__WHAT IS REQUIRED__: Pick out every line in the data below that holds "name".

__Entries with figure data__:
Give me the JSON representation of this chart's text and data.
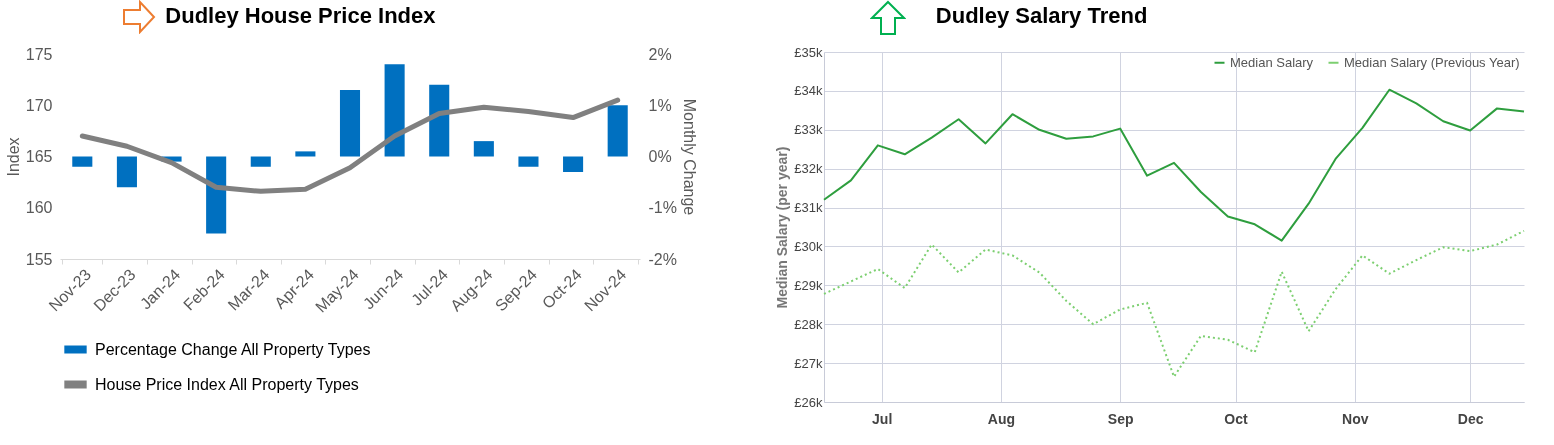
{
  "chart_data": [
    {
      "type": "bar",
      "title": "Dudley House Price Index",
      "ylabel": "Index",
      "y2label": "Monthly Change",
      "categories": [
        "Nov-23",
        "Dec-23",
        "Jan-24",
        "Feb-24",
        "Mar-24",
        "Apr-24",
        "May-24",
        "Jun-24",
        "Jul-24",
        "Aug-24",
        "Sep-24",
        "Oct-24",
        "Nov-24"
      ],
      "series": [
        {
          "name": "Percentage Change All Property Types",
          "type": "bar",
          "axis": "y2",
          "color": "#0070c0",
          "values": [
            -0.2,
            -0.6,
            -0.1,
            -1.5,
            -0.2,
            0.1,
            1.3,
            1.8,
            1.4,
            0.3,
            -0.2,
            -0.3,
            1.0
          ]
        },
        {
          "name": "House Price Index All Property Types",
          "type": "line",
          "color": "#808080",
          "values": [
            167.0,
            166.0,
            164.4,
            162.0,
            161.6,
            161.8,
            163.9,
            167.0,
            169.2,
            169.8,
            169.4,
            168.8,
            170.5
          ]
        }
      ],
      "ylim": [
        155,
        175
      ],
      "yticks": [
        155,
        160,
        165,
        170,
        175
      ],
      "y2lim": [
        -2,
        2
      ],
      "y2ticks": [
        {
          "value": -2,
          "label": "-2%"
        },
        {
          "value": -1,
          "label": "-1%"
        },
        {
          "value": 0,
          "label": "0%"
        },
        {
          "value": 1,
          "label": "1%"
        },
        {
          "value": 2,
          "label": "2%"
        }
      ],
      "legend": "bottom",
      "grid": false
    },
    {
      "type": "line",
      "title": "Dudley Salary Trend",
      "ylabel": "Median Salary (per year)",
      "x": [
        "--06-16",
        "--06-23",
        "--06-30",
        "--07-07",
        "--07-14",
        "--07-21",
        "--07-28",
        "--08-04",
        "--08-11",
        "--08-18",
        "--08-25",
        "--09-01",
        "--09-08",
        "--09-15",
        "--09-22",
        "--09-29",
        "--10-06",
        "--10-13",
        "--10-20",
        "--10-27",
        "--11-03",
        "--11-10",
        "--11-17",
        "--11-24",
        "--12-01",
        "--12-08",
        "--12-15"
      ],
      "series": [
        {
          "name": "Median Salary",
          "color": "#2e9e3e",
          "line_style": "solid",
          "values": [
            31.2,
            31.7,
            32.6,
            32.37,
            32.8,
            33.27,
            32.65,
            33.4,
            33.0,
            32.77,
            32.83,
            33.03,
            31.82,
            32.15,
            31.4,
            30.77,
            30.57,
            30.15,
            31.1,
            32.25,
            33.05,
            34.03,
            33.68,
            33.22,
            32.98,
            33.55,
            33.47
          ]
        },
        {
          "name": "Median Salary (Previous Year)",
          "color": "#7ccf70",
          "line_style": "dotted",
          "values": [
            28.78,
            29.1,
            29.42,
            28.93,
            30.05,
            29.33,
            29.92,
            29.77,
            29.33,
            28.6,
            28.0,
            28.38,
            28.55,
            26.65,
            27.7,
            27.6,
            27.28,
            29.35,
            27.82,
            28.9,
            29.77,
            29.3,
            29.65,
            29.98,
            29.88,
            30.05,
            30.4
          ]
        }
      ],
      "xlim": [
        "--06-16",
        "--12-15"
      ],
      "xticks": [
        {
          "value": "--07-01",
          "label": "Jul"
        },
        {
          "value": "--08-01",
          "label": "Aug"
        },
        {
          "value": "--09-01",
          "label": "Sep"
        },
        {
          "value": "--10-01",
          "label": "Oct"
        },
        {
          "value": "--11-01",
          "label": "Nov"
        },
        {
          "value": "--12-01",
          "label": "Dec"
        }
      ],
      "ylim": [
        26,
        35
      ],
      "yticks": [
        {
          "value": 26,
          "label": "£26k"
        },
        {
          "value": 27,
          "label": "£27k"
        },
        {
          "value": 28,
          "label": "£28k"
        },
        {
          "value": 29,
          "label": "£29k"
        },
        {
          "value": 30,
          "label": "£30k"
        },
        {
          "value": 31,
          "label": "£31k"
        },
        {
          "value": 32,
          "label": "£32k"
        },
        {
          "value": 33,
          "label": "£33k"
        },
        {
          "value": 34,
          "label": "£34k"
        },
        {
          "value": 35,
          "label": "£35k"
        }
      ],
      "legend": "top right",
      "grid": true,
      "marker": "none"
    }
  ]
}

__CORRECT OUTPUT__:
          "name": "Percentage Change All Property Types",
          "name": "House Price Index All Property Types",
          "name": "Median Salary",
          "name": "Median Salary (Previous Year)",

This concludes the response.